**Directions for this task**
Reproduce the data word for word, starting at the very beginning and continuing through the line containing "List UI elements", with that line included. Leave the pictures out of your answer.

**Records supplied**
+-------+
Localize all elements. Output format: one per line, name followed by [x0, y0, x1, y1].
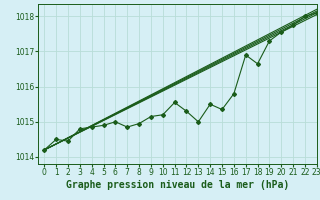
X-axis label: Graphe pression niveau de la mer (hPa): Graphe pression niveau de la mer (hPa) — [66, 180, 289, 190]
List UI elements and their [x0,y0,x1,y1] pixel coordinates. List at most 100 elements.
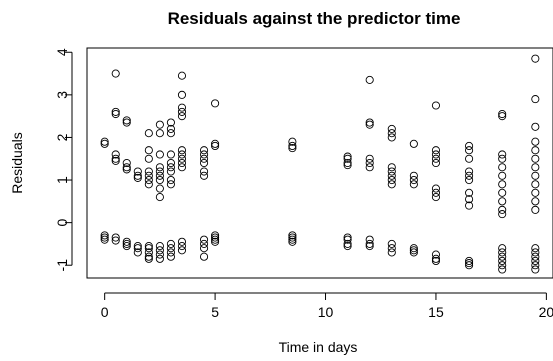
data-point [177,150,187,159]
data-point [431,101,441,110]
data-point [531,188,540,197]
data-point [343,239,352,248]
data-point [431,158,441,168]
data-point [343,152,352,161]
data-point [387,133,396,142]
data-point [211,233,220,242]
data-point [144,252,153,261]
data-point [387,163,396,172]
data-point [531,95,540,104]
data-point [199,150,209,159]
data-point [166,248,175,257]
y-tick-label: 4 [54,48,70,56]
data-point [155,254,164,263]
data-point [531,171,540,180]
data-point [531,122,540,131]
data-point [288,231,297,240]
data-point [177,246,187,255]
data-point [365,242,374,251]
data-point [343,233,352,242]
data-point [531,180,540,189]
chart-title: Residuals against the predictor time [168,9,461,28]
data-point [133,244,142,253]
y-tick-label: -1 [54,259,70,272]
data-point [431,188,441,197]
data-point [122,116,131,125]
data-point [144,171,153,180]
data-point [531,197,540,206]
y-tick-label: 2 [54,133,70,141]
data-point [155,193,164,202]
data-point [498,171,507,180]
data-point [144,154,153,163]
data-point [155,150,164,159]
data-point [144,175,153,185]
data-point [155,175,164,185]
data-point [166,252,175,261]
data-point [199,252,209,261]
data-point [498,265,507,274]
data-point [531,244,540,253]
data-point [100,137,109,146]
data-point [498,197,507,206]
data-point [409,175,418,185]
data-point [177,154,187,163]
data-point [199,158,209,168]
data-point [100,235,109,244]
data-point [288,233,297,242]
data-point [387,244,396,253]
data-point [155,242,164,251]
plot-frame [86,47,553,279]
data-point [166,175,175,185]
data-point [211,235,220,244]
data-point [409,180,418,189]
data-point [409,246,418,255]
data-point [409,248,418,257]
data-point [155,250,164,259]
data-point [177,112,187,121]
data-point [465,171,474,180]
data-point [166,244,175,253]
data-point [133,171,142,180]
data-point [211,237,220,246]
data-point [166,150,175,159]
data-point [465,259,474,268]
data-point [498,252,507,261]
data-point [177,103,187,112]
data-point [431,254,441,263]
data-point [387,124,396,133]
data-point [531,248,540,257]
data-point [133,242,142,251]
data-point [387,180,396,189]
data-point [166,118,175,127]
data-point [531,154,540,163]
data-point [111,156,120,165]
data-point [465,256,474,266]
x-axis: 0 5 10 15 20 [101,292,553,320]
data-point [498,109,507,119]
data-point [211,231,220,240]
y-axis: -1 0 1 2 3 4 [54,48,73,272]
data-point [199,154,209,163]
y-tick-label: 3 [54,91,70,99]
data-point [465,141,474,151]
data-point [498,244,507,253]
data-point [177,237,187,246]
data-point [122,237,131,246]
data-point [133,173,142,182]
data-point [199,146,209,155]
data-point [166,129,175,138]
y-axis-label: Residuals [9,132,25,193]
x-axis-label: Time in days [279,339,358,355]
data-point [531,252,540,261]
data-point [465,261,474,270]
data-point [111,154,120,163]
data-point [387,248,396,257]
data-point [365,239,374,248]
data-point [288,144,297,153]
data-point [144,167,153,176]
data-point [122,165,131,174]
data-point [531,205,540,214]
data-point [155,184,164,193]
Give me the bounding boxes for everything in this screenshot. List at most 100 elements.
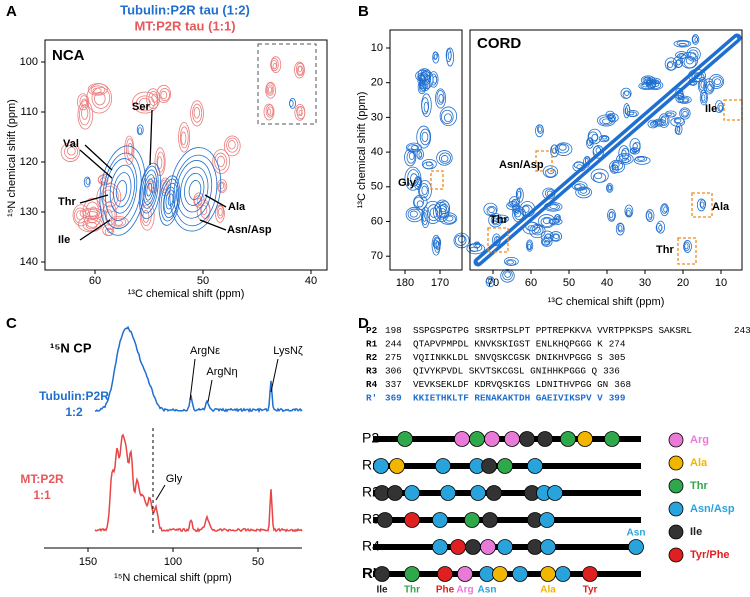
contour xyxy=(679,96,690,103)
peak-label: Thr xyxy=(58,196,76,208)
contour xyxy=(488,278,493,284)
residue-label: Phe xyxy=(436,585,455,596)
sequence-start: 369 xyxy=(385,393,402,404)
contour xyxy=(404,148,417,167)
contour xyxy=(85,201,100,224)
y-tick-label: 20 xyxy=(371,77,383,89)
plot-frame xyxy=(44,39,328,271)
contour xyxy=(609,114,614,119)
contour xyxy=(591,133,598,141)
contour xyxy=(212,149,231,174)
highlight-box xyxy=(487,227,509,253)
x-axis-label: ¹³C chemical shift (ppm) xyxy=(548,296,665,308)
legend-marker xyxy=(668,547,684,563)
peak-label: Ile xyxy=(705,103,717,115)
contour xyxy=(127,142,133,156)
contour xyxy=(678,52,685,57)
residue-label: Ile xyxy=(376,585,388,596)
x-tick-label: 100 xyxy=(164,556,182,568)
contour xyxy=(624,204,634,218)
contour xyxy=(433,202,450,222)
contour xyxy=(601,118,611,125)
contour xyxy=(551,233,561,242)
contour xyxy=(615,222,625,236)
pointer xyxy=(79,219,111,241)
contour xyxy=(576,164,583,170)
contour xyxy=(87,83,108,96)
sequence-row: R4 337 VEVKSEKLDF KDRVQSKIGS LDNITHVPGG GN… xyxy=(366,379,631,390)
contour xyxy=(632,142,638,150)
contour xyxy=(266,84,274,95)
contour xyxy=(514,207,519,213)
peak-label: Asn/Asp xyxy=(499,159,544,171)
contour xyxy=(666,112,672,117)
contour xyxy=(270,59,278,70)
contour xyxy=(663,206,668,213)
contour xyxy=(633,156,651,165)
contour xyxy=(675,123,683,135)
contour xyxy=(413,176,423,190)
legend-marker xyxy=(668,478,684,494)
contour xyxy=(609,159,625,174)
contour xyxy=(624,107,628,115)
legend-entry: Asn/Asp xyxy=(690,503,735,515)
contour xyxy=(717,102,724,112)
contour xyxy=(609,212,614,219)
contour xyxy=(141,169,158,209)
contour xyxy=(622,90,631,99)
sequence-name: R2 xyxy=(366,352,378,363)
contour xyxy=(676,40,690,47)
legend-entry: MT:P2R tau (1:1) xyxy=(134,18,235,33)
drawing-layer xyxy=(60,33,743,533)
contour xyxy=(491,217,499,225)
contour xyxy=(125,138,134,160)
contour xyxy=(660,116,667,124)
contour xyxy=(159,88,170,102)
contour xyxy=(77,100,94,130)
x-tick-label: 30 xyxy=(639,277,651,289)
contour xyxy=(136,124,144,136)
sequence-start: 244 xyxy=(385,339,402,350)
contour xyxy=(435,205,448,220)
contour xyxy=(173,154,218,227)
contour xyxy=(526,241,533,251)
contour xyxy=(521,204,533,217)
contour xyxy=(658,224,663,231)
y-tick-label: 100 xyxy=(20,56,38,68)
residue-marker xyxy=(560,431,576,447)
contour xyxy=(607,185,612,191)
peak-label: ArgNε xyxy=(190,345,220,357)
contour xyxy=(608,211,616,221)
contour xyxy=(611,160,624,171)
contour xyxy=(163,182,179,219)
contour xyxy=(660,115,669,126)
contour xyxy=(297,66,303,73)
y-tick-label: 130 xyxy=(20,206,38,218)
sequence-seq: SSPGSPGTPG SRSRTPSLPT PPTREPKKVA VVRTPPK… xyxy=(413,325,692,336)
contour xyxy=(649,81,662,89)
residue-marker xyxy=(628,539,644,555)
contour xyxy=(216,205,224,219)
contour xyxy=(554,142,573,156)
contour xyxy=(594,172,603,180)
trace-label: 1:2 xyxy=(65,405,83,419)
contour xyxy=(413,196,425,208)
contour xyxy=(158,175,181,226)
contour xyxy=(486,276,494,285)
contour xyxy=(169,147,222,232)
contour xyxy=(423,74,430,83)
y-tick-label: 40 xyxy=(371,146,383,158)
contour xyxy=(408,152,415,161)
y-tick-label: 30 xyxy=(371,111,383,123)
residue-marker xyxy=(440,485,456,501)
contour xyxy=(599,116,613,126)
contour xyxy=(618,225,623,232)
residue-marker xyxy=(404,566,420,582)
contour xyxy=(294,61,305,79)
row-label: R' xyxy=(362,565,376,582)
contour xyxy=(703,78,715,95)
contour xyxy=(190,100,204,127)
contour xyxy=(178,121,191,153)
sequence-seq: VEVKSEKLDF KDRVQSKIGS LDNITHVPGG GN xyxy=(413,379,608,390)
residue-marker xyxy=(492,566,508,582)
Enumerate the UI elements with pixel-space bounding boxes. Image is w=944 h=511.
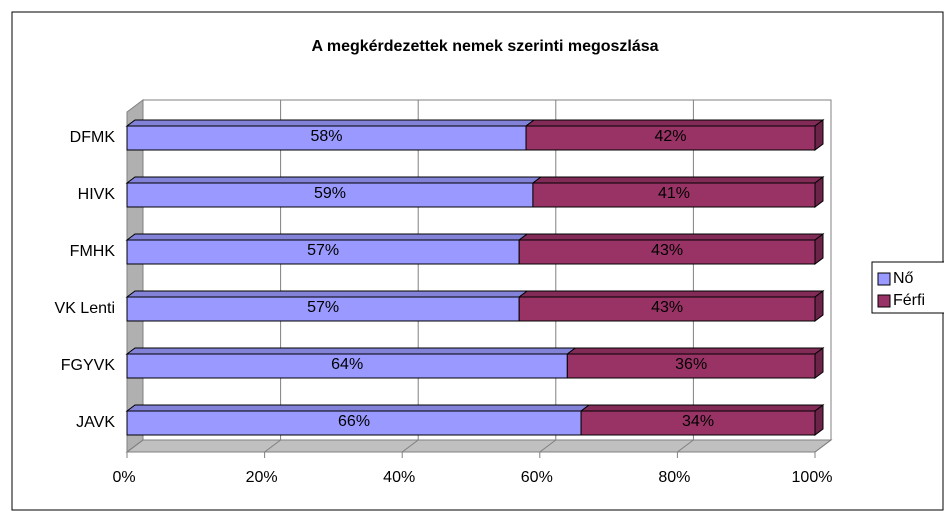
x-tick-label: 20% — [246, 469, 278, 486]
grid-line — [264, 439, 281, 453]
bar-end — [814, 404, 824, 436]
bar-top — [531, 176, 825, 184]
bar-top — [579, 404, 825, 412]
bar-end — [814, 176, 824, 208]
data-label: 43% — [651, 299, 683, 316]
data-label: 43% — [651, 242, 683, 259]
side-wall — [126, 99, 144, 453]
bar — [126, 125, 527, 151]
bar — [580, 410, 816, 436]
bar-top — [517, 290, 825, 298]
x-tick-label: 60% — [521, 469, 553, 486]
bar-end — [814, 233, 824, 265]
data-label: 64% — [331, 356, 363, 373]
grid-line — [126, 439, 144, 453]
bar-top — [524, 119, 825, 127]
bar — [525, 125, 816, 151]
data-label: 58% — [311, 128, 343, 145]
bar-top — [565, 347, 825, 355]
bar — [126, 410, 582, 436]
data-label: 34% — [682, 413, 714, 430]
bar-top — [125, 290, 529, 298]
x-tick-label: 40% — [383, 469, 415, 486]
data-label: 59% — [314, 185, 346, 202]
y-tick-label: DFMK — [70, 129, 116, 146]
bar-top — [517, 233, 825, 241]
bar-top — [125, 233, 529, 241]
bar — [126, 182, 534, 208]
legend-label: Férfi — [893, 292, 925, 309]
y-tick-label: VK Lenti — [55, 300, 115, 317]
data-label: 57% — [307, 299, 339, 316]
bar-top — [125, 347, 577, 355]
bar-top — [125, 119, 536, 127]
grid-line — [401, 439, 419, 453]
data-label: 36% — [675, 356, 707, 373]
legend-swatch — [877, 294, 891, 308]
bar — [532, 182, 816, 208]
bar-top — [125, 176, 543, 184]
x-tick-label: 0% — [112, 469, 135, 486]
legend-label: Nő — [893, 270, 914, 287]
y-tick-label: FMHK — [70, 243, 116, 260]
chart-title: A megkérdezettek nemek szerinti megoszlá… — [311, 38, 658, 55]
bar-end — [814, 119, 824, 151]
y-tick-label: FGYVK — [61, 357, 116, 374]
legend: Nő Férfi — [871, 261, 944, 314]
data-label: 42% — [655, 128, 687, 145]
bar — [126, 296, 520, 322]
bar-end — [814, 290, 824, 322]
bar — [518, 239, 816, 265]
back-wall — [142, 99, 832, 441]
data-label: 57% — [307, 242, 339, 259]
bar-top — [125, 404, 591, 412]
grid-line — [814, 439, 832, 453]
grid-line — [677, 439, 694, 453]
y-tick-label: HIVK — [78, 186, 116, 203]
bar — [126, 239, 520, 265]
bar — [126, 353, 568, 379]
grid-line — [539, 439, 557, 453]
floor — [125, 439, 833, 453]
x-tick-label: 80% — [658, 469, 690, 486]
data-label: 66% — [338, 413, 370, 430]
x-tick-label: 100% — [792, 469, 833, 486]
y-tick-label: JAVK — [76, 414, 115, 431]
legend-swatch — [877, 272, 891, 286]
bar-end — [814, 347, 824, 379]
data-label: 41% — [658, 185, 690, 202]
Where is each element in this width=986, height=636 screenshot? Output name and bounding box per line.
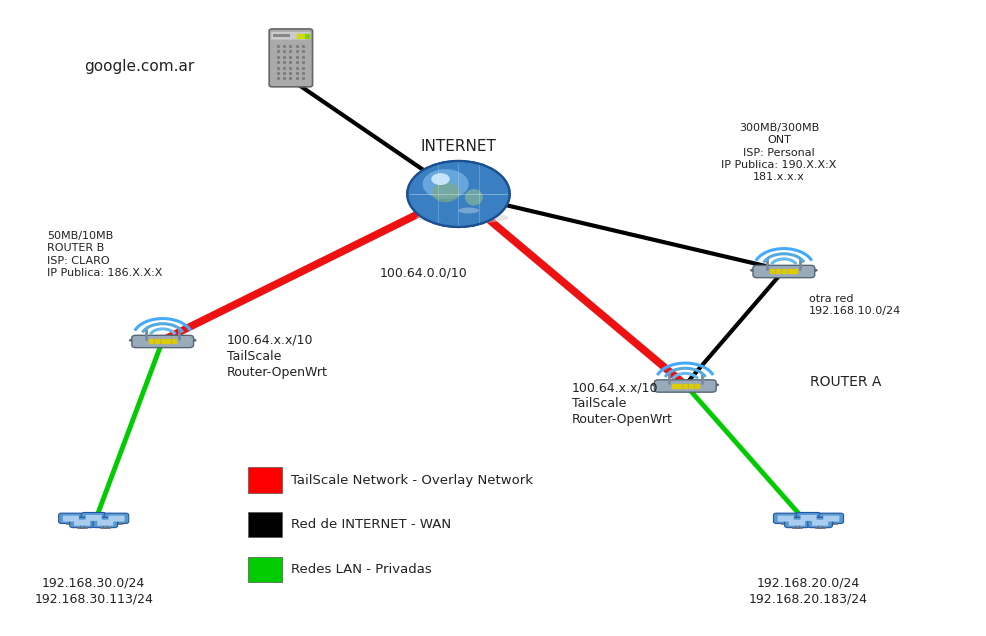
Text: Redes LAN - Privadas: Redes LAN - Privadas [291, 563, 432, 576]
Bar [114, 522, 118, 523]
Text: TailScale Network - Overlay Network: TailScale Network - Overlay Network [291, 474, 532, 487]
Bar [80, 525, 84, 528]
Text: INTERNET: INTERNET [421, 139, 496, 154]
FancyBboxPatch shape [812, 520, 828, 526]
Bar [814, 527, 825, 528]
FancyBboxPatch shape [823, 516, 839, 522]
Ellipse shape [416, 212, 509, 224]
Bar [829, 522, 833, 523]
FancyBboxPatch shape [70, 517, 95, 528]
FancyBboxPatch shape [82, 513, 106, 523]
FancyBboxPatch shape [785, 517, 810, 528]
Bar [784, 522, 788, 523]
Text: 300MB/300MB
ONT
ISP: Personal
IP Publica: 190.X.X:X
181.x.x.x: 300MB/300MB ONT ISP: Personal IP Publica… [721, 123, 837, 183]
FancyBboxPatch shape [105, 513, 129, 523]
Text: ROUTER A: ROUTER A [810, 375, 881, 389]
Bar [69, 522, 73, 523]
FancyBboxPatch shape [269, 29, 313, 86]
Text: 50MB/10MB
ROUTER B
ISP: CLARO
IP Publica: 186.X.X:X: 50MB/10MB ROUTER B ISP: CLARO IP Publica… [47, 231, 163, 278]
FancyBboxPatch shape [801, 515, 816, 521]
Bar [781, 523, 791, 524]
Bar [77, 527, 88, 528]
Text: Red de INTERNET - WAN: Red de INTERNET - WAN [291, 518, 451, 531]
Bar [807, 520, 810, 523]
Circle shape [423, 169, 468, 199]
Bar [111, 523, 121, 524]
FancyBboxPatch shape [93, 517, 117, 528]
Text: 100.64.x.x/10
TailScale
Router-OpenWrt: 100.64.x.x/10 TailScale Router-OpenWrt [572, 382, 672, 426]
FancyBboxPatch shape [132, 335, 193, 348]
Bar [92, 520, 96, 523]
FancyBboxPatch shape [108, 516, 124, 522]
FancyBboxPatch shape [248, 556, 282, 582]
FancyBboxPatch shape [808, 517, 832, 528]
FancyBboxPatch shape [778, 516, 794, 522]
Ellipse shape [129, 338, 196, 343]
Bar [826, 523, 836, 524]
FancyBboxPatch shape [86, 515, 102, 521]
+-------+
**Final result**
Localize all elements. Output format: one per line, name followed by [x0, y0, x1, y1].
X-axis label: Graphe pression niveau de la mer (hPa): Graphe pression niveau de la mer (hPa) — [66, 180, 289, 190]
List UI elements and their [x0,y0,x1,y1] pixel coordinates. List at most 100 elements.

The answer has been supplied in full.